• WHAT THE EXERCISE ASKS: Every entry below must be repeated exactly; skip the pictures.

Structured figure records

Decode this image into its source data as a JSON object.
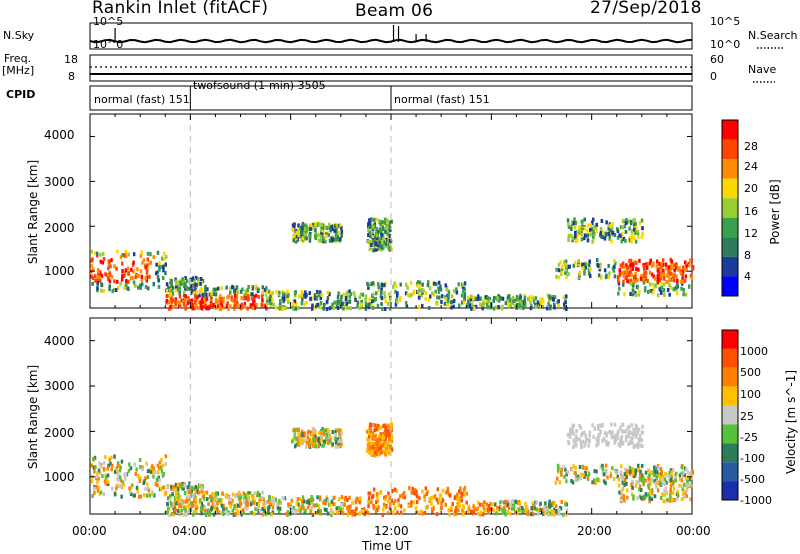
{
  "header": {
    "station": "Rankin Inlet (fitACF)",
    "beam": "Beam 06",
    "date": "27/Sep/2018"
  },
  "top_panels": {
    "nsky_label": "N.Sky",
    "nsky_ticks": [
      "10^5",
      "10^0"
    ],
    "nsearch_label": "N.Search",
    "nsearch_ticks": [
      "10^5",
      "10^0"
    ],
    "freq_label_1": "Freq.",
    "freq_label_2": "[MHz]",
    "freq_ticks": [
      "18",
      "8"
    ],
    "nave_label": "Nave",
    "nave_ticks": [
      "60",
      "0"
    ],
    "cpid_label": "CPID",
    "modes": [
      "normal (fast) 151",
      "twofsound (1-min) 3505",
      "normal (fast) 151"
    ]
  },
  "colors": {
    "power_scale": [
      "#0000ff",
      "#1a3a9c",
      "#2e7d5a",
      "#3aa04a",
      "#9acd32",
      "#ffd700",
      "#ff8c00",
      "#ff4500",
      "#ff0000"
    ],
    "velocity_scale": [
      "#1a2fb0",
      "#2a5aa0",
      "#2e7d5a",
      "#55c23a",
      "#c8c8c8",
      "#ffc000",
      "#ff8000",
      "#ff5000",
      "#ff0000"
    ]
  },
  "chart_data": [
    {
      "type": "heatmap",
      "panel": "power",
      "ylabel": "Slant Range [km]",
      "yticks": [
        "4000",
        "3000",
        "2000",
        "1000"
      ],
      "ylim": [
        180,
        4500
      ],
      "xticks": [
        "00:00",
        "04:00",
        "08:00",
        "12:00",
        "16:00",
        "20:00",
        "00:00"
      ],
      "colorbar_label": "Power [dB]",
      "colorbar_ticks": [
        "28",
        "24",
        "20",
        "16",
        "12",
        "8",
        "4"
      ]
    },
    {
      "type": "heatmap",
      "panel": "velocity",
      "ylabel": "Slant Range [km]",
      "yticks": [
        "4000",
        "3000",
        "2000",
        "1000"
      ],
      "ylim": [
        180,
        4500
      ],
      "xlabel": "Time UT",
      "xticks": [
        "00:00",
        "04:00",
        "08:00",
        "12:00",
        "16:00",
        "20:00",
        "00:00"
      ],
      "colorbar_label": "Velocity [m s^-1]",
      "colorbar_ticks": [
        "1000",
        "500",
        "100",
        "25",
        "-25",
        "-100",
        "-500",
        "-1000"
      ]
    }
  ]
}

• FINAL RESULT:
Decode this image into its source data as a JSON object.
{
  "header": {
    "station": "Rankin Inlet (fitACF)",
    "beam": "Beam 06",
    "date": "27/Sep/2018"
  },
  "top_panels": {
    "nsky_label": "N.Sky",
    "nsky_ticks": [
      "10^5",
      "10^0"
    ],
    "nsearch_label": "N.Search",
    "nsearch_ticks": [
      "10^5",
      "10^0"
    ],
    "freq_label_1": "Freq.",
    "freq_label_2": "[MHz]",
    "freq_ticks": [
      "18",
      "8"
    ],
    "nave_label": "Nave",
    "nave_ticks": [
      "60",
      "0"
    ],
    "cpid_label": "CPID",
    "modes": [
      "normal (fast) 151",
      "twofsound (1-min) 3505",
      "normal (fast) 151"
    ]
  },
  "colors": {
    "power_scale": [
      "#0000ff",
      "#1a3a9c",
      "#2e7d5a",
      "#3aa04a",
      "#9acd32",
      "#ffd700",
      "#ff8c00",
      "#ff4500",
      "#ff0000"
    ],
    "velocity_scale": [
      "#1a2fb0",
      "#2a5aa0",
      "#2e7d5a",
      "#55c23a",
      "#c8c8c8",
      "#ffc000",
      "#ff8000",
      "#ff5000",
      "#ff0000"
    ]
  },
  "chart_data": [
    {
      "type": "heatmap",
      "panel": "power",
      "ylabel": "Slant Range [km]",
      "yticks": [
        "4000",
        "3000",
        "2000",
        "1000"
      ],
      "ylim": [
        180,
        4500
      ],
      "xticks": [
        "00:00",
        "04:00",
        "08:00",
        "12:00",
        "16:00",
        "20:00",
        "00:00"
      ],
      "colorbar_label": "Power [dB]",
      "colorbar_ticks": [
        "28",
        "24",
        "20",
        "16",
        "12",
        "8",
        "4"
      ]
    },
    {
      "type": "heatmap",
      "panel": "velocity",
      "ylabel": "Slant Range [km]",
      "yticks": [
        "4000",
        "3000",
        "2000",
        "1000"
      ],
      "ylim": [
        180,
        4500
      ],
      "xlabel": "Time UT",
      "xticks": [
        "00:00",
        "04:00",
        "08:00",
        "12:00",
        "16:00",
        "20:00",
        "00:00"
      ],
      "colorbar_label": "Velocity [m s^-1]",
      "colorbar_ticks": [
        "1000",
        "500",
        "100",
        "25",
        "-25",
        "-100",
        "-500",
        "-1000"
      ]
    }
  ]
}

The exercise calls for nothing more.